§ Texto seleccionado
-.-.-

Hosteleros rabiosos, sanitarios descontentos, docentes enfadados. A ese ambiente en la calle se suma el retrato emocional de la sociedad española que hace la última encuesta del CIS: la gente se declara preocupada, ansiosa, triste. Y la indignación con las autoridades se ha disparado. Los ciudadanos suspenden de manera general a todas las administraciones. Hay una caída brutal en el aprecio hacia el gobierno de la nación y los regionales, y menor en el caso de la UE o los ayuntamientos; pero no se libra nadie. El personal estaba acostumbrado a ser tratado como una clientela que siempre tiene la razón por gobiernos adolescentes que le han dorado la píldora durante la pandemia.

Ahora que se empieza a reñir a desaprensivos e imprudentes, se cierran bares y comercios, se suspenden vacaciones o descansos a sanitarios, y se dan malas noticias, la población se muestra agotada y deprimida. Sólo anuncios como la vacuna de Pfizer levantan la moral. Casi seis de cada diez españoles consultados tienen miedo a enfermar, pero todavía son más los que piensan que nunca recuperarán la vida de antes, les angustia no estar en contacto con familiares y amigos, miran al futuro con pesimismo o les inquieta ver calles y comercios vacíos. Se acabó el buenismo de hemos vencido al virus, juntos salimos más fuertes, nos hemos anticipado, entramos en la nueva normalidad y otras simplezas que hemos oído a gobernantes nacionales o regionales en primavera. En plena segunda ola el eslogan de la normalidad se ha evaporado. Los ciudadanos están frustrados y lo pagan con las instituciones.

-.-.-

[Entradas del conjunto de datos]
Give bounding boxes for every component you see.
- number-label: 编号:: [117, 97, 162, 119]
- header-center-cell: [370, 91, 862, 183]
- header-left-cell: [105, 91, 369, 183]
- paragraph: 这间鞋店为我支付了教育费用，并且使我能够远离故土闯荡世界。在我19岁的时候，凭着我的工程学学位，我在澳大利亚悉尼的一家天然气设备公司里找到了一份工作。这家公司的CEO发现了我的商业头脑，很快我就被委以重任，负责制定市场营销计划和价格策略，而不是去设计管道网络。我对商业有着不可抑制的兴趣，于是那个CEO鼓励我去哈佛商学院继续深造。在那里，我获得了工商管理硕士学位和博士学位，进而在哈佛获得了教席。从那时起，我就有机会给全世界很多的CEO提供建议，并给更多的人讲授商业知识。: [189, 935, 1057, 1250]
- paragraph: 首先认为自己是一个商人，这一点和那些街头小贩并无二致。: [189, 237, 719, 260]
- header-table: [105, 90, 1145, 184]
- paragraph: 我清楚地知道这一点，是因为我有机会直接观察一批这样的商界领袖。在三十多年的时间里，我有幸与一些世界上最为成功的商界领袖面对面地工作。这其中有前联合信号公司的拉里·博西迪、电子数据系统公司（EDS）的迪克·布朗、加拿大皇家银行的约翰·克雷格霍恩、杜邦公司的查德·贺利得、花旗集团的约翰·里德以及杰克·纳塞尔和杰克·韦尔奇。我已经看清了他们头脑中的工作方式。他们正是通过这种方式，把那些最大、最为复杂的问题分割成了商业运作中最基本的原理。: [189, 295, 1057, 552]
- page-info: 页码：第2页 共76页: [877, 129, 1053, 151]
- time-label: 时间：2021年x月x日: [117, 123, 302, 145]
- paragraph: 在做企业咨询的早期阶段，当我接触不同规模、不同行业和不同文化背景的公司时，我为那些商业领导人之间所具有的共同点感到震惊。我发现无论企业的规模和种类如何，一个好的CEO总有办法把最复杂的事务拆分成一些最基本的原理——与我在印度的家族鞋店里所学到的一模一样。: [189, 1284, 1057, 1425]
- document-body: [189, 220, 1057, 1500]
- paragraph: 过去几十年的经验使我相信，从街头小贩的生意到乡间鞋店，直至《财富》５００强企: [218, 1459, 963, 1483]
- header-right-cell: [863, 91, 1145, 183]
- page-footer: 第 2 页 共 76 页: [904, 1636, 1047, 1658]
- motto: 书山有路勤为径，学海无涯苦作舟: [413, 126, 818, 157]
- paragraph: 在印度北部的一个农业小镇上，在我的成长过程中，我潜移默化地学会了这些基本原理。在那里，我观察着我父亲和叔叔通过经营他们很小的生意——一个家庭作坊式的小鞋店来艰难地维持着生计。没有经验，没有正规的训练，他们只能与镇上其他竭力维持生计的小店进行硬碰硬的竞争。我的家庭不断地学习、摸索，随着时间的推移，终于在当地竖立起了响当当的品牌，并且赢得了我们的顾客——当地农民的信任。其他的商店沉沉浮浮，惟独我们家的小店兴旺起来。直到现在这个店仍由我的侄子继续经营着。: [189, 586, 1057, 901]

-.-.-

§ Tareas y ejercicios
a: Responda a estas preguntas sobre el texto acerca de la encuesta del CIS:
(i) ¿Cómo se declara la gente según la última encuesta del CIS?
(ii) ¿Qué anuncio se menciona como ejemplo de lo que levanta la moral?
(iii) ¿Cuántos de los españoles consultados tienen miedo a enfermar?
b: Prosiga el texto sobre la encuesta del CIS a partir de su última oración.

§ Respuestas a tareas
a:
(i) Preocupada, ansiosa y triste.
(ii) La vacuna de Pfizer.
(iii) Casi seis de cada diez.

b:
El Gobierno central tanto en manos socialistas como populares ya pasó por temporadas de escaso afecto en el pasado, pero el desprestigio de las comunidades autónomas es nuevo. Se habían convertido en regímenes cercanos al virreinato que desde su creación tuvieron el viento de cola. La economía y los servicios no pararon de crecer y se atribuía el éxito a la descentralización. Andalucía en los 38 años de autonomía llegó a multiplicar por seis su PIB. Un factor decisivo fueron los cuantiosos fondos europeos para infraestructuras, agricultura o formación por valor superior a los 100.000 millones de euros. Desde las instancias regionales se repartían muchas de estas ayudas generosamente y se apuntaban el mérito.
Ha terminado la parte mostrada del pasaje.